Exercise:
Search the listing for "ดฉะเช" and copy every line where it appears.

Supplied data:
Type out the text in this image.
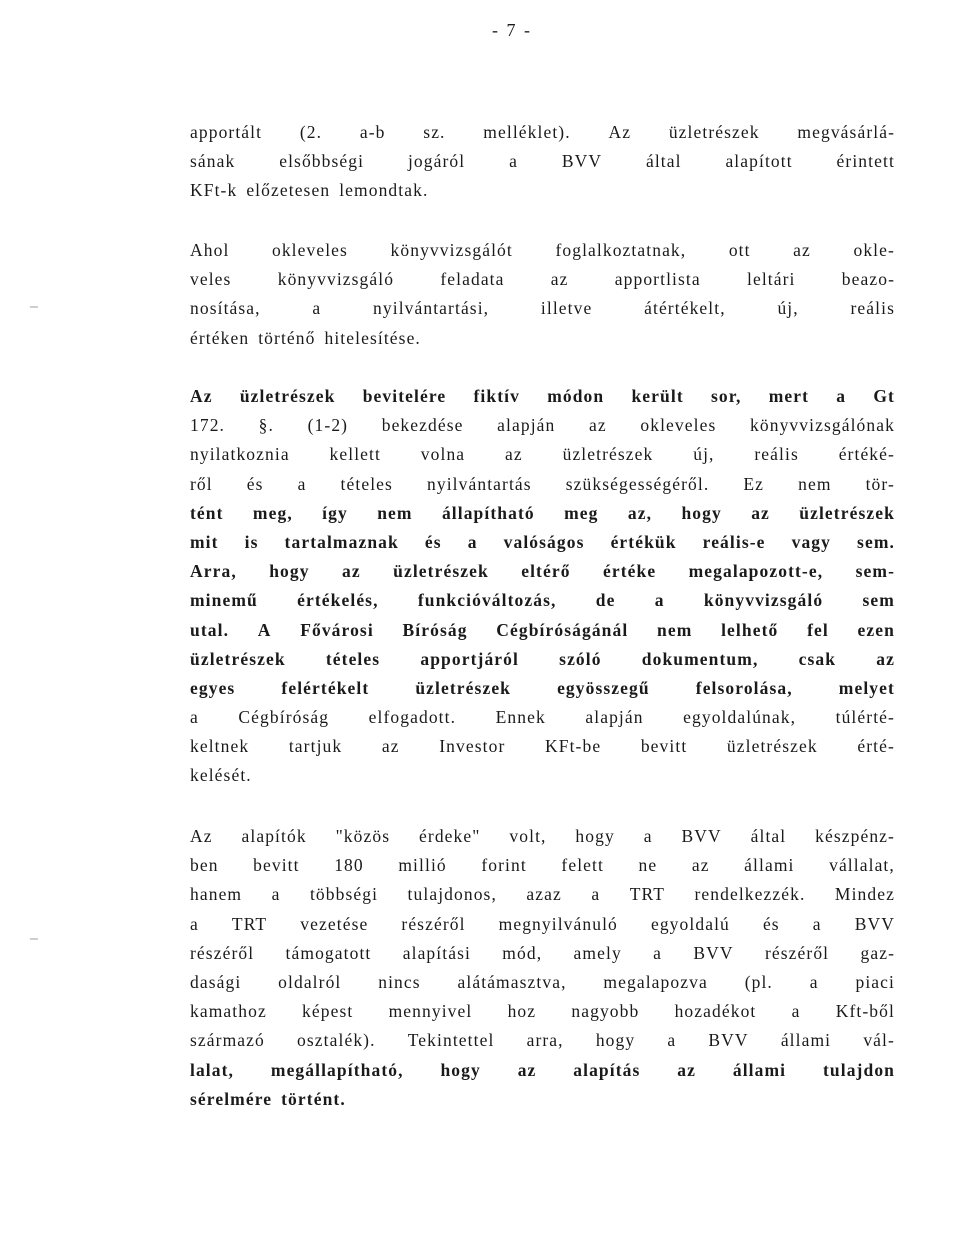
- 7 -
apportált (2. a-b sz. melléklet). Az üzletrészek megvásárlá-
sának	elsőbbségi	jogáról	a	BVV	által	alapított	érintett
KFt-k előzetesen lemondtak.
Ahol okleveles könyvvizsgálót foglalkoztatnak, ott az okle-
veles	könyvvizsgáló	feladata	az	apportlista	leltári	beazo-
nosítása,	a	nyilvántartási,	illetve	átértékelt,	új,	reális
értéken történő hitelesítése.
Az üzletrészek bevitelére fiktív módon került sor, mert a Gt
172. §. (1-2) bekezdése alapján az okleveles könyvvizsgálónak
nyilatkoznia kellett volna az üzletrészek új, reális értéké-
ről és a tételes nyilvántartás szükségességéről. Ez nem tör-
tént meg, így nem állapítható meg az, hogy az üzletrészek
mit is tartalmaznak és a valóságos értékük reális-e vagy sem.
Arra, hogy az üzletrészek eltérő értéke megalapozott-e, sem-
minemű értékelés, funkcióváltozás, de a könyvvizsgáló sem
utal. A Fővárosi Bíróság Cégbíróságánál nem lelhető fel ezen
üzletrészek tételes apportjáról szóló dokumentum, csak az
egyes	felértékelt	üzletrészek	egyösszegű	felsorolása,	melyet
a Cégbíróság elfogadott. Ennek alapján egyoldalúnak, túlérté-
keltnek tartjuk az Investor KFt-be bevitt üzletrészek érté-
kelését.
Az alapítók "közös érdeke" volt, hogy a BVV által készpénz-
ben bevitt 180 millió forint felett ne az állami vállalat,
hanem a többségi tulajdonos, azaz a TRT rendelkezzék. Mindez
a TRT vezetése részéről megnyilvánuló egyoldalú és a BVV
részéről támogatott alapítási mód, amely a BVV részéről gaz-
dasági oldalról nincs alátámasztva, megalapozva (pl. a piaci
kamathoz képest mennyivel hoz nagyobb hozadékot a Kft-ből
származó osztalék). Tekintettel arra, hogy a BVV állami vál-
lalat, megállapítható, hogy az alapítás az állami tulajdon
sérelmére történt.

==

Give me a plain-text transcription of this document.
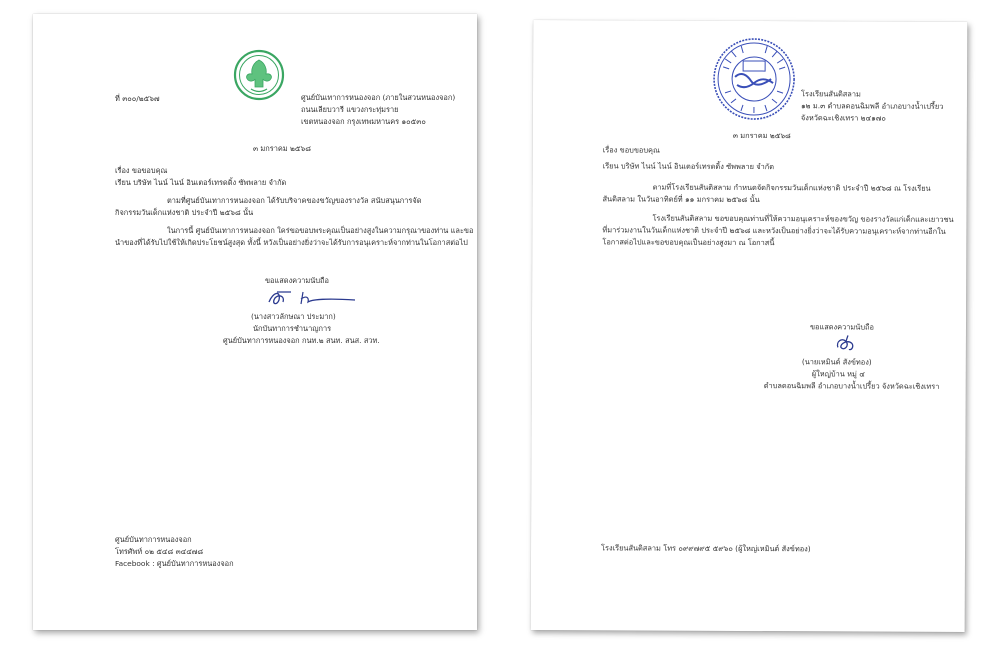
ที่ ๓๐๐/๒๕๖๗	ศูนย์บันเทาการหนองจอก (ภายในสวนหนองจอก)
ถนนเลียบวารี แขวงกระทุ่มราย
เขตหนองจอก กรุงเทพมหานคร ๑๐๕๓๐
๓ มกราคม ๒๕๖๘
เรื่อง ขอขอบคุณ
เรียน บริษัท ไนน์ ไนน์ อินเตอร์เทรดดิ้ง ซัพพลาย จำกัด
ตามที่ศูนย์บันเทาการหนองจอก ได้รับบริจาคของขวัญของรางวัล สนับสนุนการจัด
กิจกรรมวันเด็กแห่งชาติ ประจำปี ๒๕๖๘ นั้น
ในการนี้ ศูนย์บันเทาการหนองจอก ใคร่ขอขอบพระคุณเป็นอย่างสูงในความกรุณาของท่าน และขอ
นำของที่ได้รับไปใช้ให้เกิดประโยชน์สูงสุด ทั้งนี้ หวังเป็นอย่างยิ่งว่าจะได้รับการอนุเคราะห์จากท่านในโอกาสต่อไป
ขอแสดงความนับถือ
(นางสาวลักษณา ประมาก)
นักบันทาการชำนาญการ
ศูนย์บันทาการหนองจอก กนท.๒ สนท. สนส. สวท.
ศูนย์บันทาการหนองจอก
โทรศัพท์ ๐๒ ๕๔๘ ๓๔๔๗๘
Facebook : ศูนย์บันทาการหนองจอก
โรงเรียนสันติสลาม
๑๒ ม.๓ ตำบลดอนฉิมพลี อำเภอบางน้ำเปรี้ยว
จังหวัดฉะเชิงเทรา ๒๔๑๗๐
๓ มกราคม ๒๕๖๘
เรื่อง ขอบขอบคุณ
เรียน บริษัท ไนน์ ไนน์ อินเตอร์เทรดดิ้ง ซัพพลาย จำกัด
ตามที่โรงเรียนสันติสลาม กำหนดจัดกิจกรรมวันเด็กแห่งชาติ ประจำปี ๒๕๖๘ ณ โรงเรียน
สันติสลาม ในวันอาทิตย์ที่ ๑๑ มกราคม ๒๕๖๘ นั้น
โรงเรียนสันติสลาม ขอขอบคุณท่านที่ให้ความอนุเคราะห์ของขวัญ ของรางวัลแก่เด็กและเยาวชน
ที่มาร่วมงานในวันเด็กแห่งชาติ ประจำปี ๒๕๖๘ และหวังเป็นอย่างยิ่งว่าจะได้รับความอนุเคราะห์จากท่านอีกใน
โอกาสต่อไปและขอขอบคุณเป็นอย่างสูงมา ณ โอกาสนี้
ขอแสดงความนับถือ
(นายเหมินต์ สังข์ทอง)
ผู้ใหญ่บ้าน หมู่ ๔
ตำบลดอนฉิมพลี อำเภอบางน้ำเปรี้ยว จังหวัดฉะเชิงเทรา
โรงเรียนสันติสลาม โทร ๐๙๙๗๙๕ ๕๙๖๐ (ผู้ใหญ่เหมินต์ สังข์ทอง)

Problem solution:
จังหวัดฉะเชิงเทรา ๒๔๑๗๐
ตำบลดอนฉิมพลี อำเภอบางน้ำเปรี้ยว จังหวัดฉะเชิงเทรา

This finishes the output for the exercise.